● **WHAT IS EXPECTED**: Any pictures in the records below should be skipped; write out everything else exactly.

Excerpt from a dataset
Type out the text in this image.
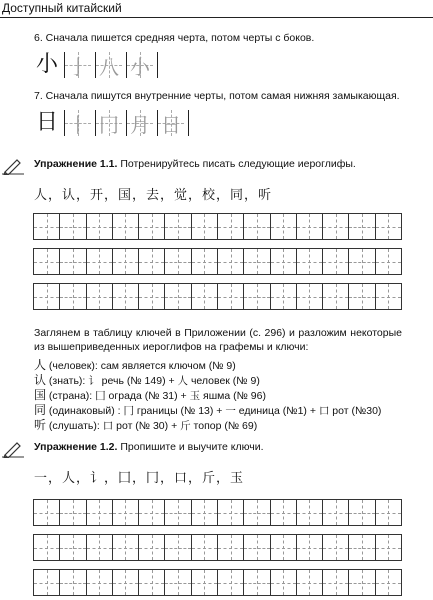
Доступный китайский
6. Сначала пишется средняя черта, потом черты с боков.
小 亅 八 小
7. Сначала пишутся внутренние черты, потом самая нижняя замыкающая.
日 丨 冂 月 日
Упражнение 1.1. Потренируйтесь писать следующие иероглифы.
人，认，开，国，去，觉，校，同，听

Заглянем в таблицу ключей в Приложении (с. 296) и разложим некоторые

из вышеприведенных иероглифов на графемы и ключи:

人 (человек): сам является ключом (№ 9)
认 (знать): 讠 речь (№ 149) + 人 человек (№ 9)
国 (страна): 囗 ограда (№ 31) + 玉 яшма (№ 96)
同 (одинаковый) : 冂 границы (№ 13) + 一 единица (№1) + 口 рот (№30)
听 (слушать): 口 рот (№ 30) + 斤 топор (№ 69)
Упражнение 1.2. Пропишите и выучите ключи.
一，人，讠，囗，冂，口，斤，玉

● **ANSWER TO THE PROBLEM**:
Type out the text in this image.
Доступный китайский
6. Сначала пишется средняя черта, потом черты с боков.
小 亅 八 小
7. Сначала пишутся внутренние черты, потом самая нижняя замыкающая.
日 丨 冂 月 日
Упражнение 1.1. Потренируйтесь писать следующие иероглифы.
人，认，开，国，去，觉，校，同，听

Заглянем в таблицу ключей в Приложении (с. 296) и разложим некоторые

из вышеприведенных иероглифов на графемы и ключи:

人 (человек): сам является ключом (№ 9)
认 (знать): 讠 речь (№ 149) + 人 человек (№ 9)
国 (страна): 囗 ограда (№ 31) + 玉 яшма (№ 96)
同 (одинаковый) : 冂 границы (№ 13) + 一 единица (№1) + 口 рот (№30)
听 (слушать): 口 рот (№ 30) + 斤 топор (№ 69)
Упражнение 1.2. Пропишите и выучите ключи.
一，人，讠，囗，冂，口，斤，玉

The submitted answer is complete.